• Given instruction: In the data that follows, count the lines in which the word "this" occurs, and report that figure alone.
*-*-*
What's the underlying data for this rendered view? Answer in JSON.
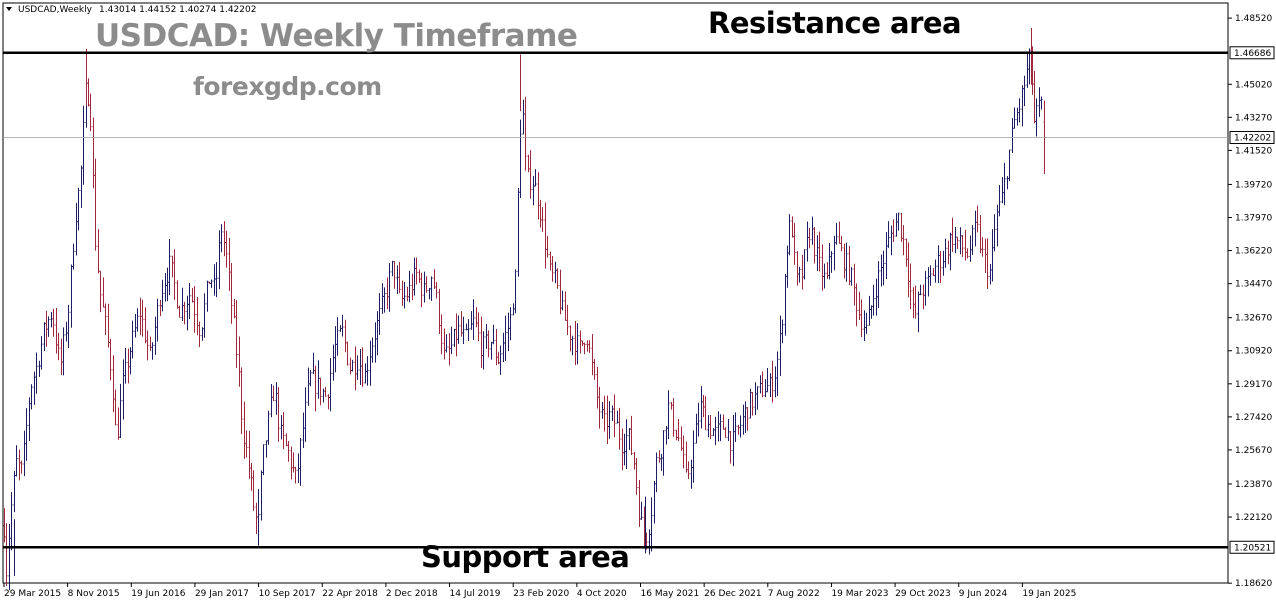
{
  "header": {
    "symbol": "USDCAD,Weekly",
    "ohlc": "1.43014 1.44152 1.40274 1.42202"
  },
  "annotations": {
    "title": "USDCAD: Weekly Timeframe",
    "website": "forexgdp.com",
    "resistance_label": "Resistance area",
    "support_label": "Support area"
  },
  "colors": {
    "up_bar": "#1e1e64",
    "down_bar": "#a0283c",
    "level_line": "#000000",
    "current_line": "#a0a0a0",
    "frame": "#000000",
    "text_gray": "#8c8c8c"
  },
  "chart_data": {
    "type": "ohlc",
    "title": "USDCAD: Weekly Timeframe",
    "xlabel": "",
    "ylabel": "",
    "ylim": [
      1.1863,
      1.4932
    ],
    "grid": false,
    "price_ticks": [
      "1.48520",
      "1.45020",
      "1.43270",
      "1.41520",
      "1.39720",
      "1.37970",
      "1.36220",
      "1.34470",
      "1.32670",
      "1.30920",
      "1.29170",
      "1.27420",
      "1.25670",
      "1.23870",
      "1.22120",
      "1.18620"
    ],
    "date_ticks": [
      "29 Mar 2015",
      "8 Nov 2015",
      "19 Jun 2016",
      "29 Jan 2017",
      "10 Sep 2017",
      "22 Apr 2018",
      "2 Dec 2018",
      "14 Jul 2019",
      "23 Feb 2020",
      "4 Oct 2020",
      "16 May 2021",
      "26 Dec 2021",
      "7 Aug 2022",
      "19 Mar 2023",
      "29 Oct 2023",
      "9 Jun 2024",
      "19 Jan 2025"
    ],
    "levels": [
      {
        "name": "Resistance area",
        "value": 1.46686,
        "label": "1.46686"
      },
      {
        "name": "Support area",
        "value": 1.20521,
        "label": "1.20521"
      }
    ],
    "current_price": {
      "value": 1.42202,
      "label": "1.42202"
    },
    "last_bar": {
      "open": 1.43014,
      "high": 1.44152,
      "low": 1.40274,
      "close": 1.42202
    },
    "path_points": [
      [
        0,
        1.28
      ],
      [
        3,
        1.23
      ],
      [
        6,
        1.19
      ],
      [
        10,
        1.22
      ],
      [
        16,
        1.25
      ],
      [
        22,
        1.245
      ],
      [
        30,
        1.29
      ],
      [
        36,
        1.3
      ],
      [
        44,
        1.32
      ],
      [
        52,
        1.33
      ],
      [
        60,
        1.3
      ],
      [
        68,
        1.33
      ],
      [
        75,
        1.38
      ],
      [
        80,
        1.4
      ],
      [
        86,
        1.45
      ],
      [
        90,
        1.44
      ],
      [
        95,
        1.37
      ],
      [
        100,
        1.34
      ],
      [
        106,
        1.32
      ],
      [
        112,
        1.295
      ],
      [
        116,
        1.26
      ],
      [
        122,
        1.29
      ],
      [
        130,
        1.31
      ],
      [
        140,
        1.33
      ],
      [
        150,
        1.305
      ],
      [
        160,
        1.34
      ],
      [
        170,
        1.355
      ],
      [
        180,
        1.33
      ],
      [
        190,
        1.34
      ],
      [
        200,
        1.32
      ],
      [
        210,
        1.35
      ],
      [
        215,
        1.34
      ],
      [
        221,
        1.375
      ],
      [
        226,
        1.36
      ],
      [
        232,
        1.33
      ],
      [
        238,
        1.3
      ],
      [
        242,
        1.27
      ],
      [
        248,
        1.25
      ],
      [
        254,
        1.225
      ],
      [
        258,
        1.215
      ],
      [
        262,
        1.25
      ],
      [
        268,
        1.27
      ],
      [
        274,
        1.29
      ],
      [
        280,
        1.265
      ],
      [
        288,
        1.255
      ],
      [
        296,
        1.24
      ],
      [
        302,
        1.265
      ],
      [
        310,
        1.295
      ],
      [
        318,
        1.29
      ],
      [
        326,
        1.285
      ],
      [
        334,
        1.31
      ],
      [
        342,
        1.32
      ],
      [
        350,
        1.3
      ],
      [
        358,
        1.305
      ],
      [
        364,
        1.295
      ],
      [
        370,
        1.31
      ],
      [
        378,
        1.325
      ],
      [
        386,
        1.34
      ],
      [
        393,
        1.355
      ],
      [
        400,
        1.335
      ],
      [
        408,
        1.34
      ],
      [
        416,
        1.35
      ],
      [
        424,
        1.34
      ],
      [
        432,
        1.35
      ],
      [
        438,
        1.33
      ],
      [
        444,
        1.305
      ],
      [
        450,
        1.31
      ],
      [
        458,
        1.32
      ],
      [
        466,
        1.315
      ],
      [
        474,
        1.325
      ],
      [
        482,
        1.31
      ],
      [
        490,
        1.315
      ],
      [
        498,
        1.305
      ],
      [
        504,
        1.315
      ],
      [
        510,
        1.325
      ],
      [
        516,
        1.35
      ],
      [
        519,
        1.42
      ],
      [
        522,
        1.44
      ],
      [
        526,
        1.4
      ],
      [
        532,
        1.4
      ],
      [
        538,
        1.39
      ],
      [
        544,
        1.37
      ],
      [
        550,
        1.35
      ],
      [
        556,
        1.345
      ],
      [
        562,
        1.33
      ],
      [
        568,
        1.32
      ],
      [
        574,
        1.315
      ],
      [
        580,
        1.31
      ],
      [
        586,
        1.32
      ],
      [
        592,
        1.3
      ],
      [
        598,
        1.28
      ],
      [
        604,
        1.27
      ],
      [
        610,
        1.275
      ],
      [
        616,
        1.27
      ],
      [
        622,
        1.26
      ],
      [
        628,
        1.265
      ],
      [
        634,
        1.25
      ],
      [
        640,
        1.22
      ],
      [
        645,
        1.21
      ],
      [
        650,
        1.22
      ],
      [
        656,
        1.25
      ],
      [
        662,
        1.26
      ],
      [
        668,
        1.28
      ],
      [
        674,
        1.27
      ],
      [
        680,
        1.26
      ],
      [
        686,
        1.24
      ],
      [
        692,
        1.255
      ],
      [
        700,
        1.28
      ],
      [
        708,
        1.27
      ],
      [
        716,
        1.265
      ],
      [
        724,
        1.27
      ],
      [
        732,
        1.26
      ],
      [
        740,
        1.27
      ],
      [
        748,
        1.28
      ],
      [
        756,
        1.285
      ],
      [
        764,
        1.29
      ],
      [
        770,
        1.29
      ],
      [
        776,
        1.3
      ],
      [
        781,
        1.32
      ],
      [
        786,
        1.36
      ],
      [
        791,
        1.38
      ],
      [
        796,
        1.345
      ],
      [
        802,
        1.35
      ],
      [
        810,
        1.375
      ],
      [
        818,
        1.355
      ],
      [
        826,
        1.345
      ],
      [
        834,
        1.37
      ],
      [
        842,
        1.36
      ],
      [
        850,
        1.35
      ],
      [
        858,
        1.33
      ],
      [
        866,
        1.32
      ],
      [
        874,
        1.34
      ],
      [
        882,
        1.355
      ],
      [
        890,
        1.37
      ],
      [
        898,
        1.38
      ],
      [
        906,
        1.36
      ],
      [
        914,
        1.325
      ],
      [
        920,
        1.34
      ],
      [
        928,
        1.345
      ],
      [
        936,
        1.355
      ],
      [
        944,
        1.36
      ],
      [
        952,
        1.37
      ],
      [
        960,
        1.365
      ],
      [
        968,
        1.36
      ],
      [
        976,
        1.375
      ],
      [
        982,
        1.36
      ],
      [
        990,
        1.35
      ],
      [
        996,
        1.38
      ],
      [
        1002,
        1.39
      ],
      [
        1008,
        1.41
      ],
      [
        1014,
        1.43
      ],
      [
        1020,
        1.44
      ],
      [
        1026,
        1.455
      ],
      [
        1030,
        1.465
      ],
      [
        1034,
        1.43
      ],
      [
        1040,
        1.44
      ],
      [
        1046,
        1.4301
      ]
    ]
  }
}
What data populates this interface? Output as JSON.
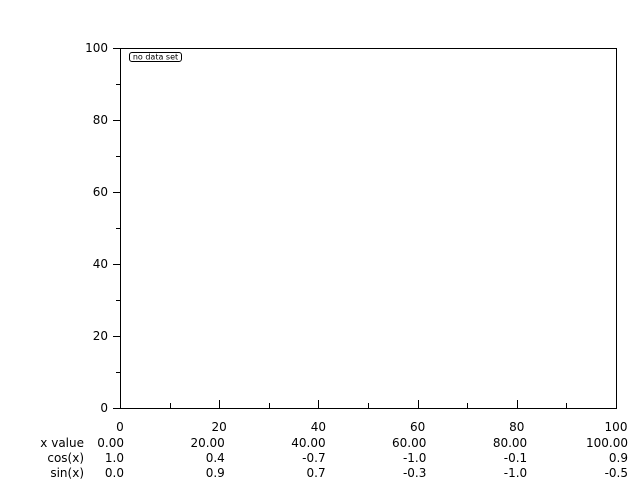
{
  "chart_data": {
    "type": "line",
    "title": "",
    "xlabel": "",
    "ylabel": "",
    "xlim": [
      0,
      100
    ],
    "ylim": [
      0,
      100
    ],
    "x_ticks": [
      "0",
      "20",
      "40",
      "60",
      "80",
      "100"
    ],
    "y_ticks": [
      "0",
      "20",
      "40",
      "60",
      "80",
      "100"
    ],
    "grid": false,
    "legend": {
      "text": "no data set",
      "placement": "top-left"
    },
    "series": [],
    "table": {
      "rows": [
        {
          "label": "x value",
          "values": [
            "0.00",
            "20.00",
            "40.00",
            "60.00",
            "80.00",
            "100.00"
          ]
        },
        {
          "label": "cos(x)",
          "values": [
            "1.0",
            "0.4",
            "-0.7",
            "-1.0",
            "-0.1",
            "0.9"
          ]
        },
        {
          "label": "sin(x)",
          "values": [
            "0.0",
            "0.9",
            "0.7",
            "-0.3",
            "-1.0",
            "-0.5"
          ]
        }
      ]
    }
  }
}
*-*-*
• Result: 2